Residential Transactions
Checklist for Sellers
✔ WHICH DOCUMENTS DOES MY LAWYER REQUIRE ON A SALE OF PROPERTY?
You will need to provide our office with your most recent property tax statement and your mortgage statement. We will take care of the rest.
✔ DOES MY SPOUSE NEED TO CONSENT TO THE SALE OF THE PROPERTY?
The answer depends on whether that property was ordinarily occupied by both spouses as that would qualify the property as matrimonial property. If a property is considered matrimonial property but only one spouse is listed on title both spouses will still be required to sign all the relevant documents.
✔ HOW ARE THE SALE PROCEEDS DIVIDED UPON SALE, WHEN ONLY ONE SPOUSE IS REGISTERED ON TITLE?
If only one spouse is registered on title and the property is deemed to be matrimonial property then the net proceeds will be payable to both parties equally, even though only spouse is on title.
✔ DO I HAVE TO DISCLOSE ANY DEFECTS TO MY PROPERTY?
There are two different types of defects, which are known as either patent defects or latent defects. Patent defects are defects that are readily discoverable and as such do not require to be disclosed. Latent defects are not readily discoverable and require disclosure by the seller if:
- Seller knew of the defect;
- Seller concealed the latent defect; or
- Seller made representations with reckless disregard for the truth.

■ **COMPLETE THE FOLLOWING**:
[A] List the conditions under which the seller's checklist says a seller must disclose a latent defect.
[B] According to the seller's checklist, which documents must a seller provide to the lawyer's office?
[C] Summarize the seller's checklist in two sentences.

■ **Bounding box prediction data**:
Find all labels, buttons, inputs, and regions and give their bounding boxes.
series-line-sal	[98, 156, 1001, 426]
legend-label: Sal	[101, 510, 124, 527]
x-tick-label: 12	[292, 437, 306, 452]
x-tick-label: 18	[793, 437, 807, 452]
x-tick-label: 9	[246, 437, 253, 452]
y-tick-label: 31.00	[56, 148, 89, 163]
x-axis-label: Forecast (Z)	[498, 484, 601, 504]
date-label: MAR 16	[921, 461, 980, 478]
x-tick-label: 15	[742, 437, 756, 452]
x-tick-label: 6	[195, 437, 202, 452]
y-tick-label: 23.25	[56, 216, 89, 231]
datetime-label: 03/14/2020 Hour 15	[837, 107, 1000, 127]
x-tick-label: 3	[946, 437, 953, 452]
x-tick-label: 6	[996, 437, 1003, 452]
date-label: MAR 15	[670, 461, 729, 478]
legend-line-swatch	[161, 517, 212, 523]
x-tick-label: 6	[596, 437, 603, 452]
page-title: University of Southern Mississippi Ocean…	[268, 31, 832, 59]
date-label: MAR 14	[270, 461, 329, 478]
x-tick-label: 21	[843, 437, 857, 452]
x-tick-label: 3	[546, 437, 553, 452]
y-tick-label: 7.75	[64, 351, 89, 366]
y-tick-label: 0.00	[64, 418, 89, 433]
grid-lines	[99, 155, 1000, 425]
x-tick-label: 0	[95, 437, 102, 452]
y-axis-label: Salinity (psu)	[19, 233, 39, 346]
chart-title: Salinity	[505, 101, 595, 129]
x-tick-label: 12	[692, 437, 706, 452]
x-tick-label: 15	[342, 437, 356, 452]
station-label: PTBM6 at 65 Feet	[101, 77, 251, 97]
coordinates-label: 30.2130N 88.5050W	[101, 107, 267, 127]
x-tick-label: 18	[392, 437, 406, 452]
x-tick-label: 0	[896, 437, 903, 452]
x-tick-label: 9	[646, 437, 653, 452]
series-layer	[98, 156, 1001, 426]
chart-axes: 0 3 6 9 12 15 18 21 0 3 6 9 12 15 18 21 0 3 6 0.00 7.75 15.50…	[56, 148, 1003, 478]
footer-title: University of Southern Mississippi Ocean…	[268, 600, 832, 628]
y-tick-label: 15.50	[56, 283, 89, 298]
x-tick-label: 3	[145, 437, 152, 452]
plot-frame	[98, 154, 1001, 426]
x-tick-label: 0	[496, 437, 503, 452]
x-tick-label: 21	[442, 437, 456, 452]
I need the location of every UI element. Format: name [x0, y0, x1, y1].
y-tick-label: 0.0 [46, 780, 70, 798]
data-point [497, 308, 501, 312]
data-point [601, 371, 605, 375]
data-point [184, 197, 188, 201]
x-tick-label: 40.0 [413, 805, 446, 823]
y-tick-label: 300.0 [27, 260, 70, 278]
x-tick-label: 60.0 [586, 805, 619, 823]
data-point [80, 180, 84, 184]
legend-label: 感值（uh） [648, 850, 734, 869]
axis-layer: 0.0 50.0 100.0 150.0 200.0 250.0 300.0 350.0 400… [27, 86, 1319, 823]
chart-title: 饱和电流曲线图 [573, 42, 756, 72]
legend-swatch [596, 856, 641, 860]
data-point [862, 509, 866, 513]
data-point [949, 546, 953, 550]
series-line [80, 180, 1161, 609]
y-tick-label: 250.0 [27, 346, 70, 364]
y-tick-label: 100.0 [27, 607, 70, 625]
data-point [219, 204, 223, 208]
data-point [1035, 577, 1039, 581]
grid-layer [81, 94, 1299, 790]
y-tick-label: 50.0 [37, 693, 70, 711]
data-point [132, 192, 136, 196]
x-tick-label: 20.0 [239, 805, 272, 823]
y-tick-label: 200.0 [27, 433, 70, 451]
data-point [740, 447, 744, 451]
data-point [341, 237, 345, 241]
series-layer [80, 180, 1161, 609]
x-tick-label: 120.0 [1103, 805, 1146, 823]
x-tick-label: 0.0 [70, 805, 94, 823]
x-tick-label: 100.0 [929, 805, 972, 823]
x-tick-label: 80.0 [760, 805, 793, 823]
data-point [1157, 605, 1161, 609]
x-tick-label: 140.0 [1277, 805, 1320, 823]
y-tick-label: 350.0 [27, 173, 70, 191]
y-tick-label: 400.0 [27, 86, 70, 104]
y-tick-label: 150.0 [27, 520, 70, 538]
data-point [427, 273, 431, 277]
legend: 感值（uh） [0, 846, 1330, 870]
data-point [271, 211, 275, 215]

■ **ACTIVITY ANSWERS**:
[A]
- The seller knew of the defect.
- The seller concealed the latent defect.
- The seller made representations with reckless disregard for the truth.

[B] The most recent property tax statement and the mortgage statement.

[C] Sellers must give the lawyer's office their most recent property tax statement and mortgage statement. If the property is matrimonial property, both spouses must sign the relevant documents and share the net proceeds equally even when only one is on title, and sellers need not disclose patent defects but must disclose latent ones in certain cases.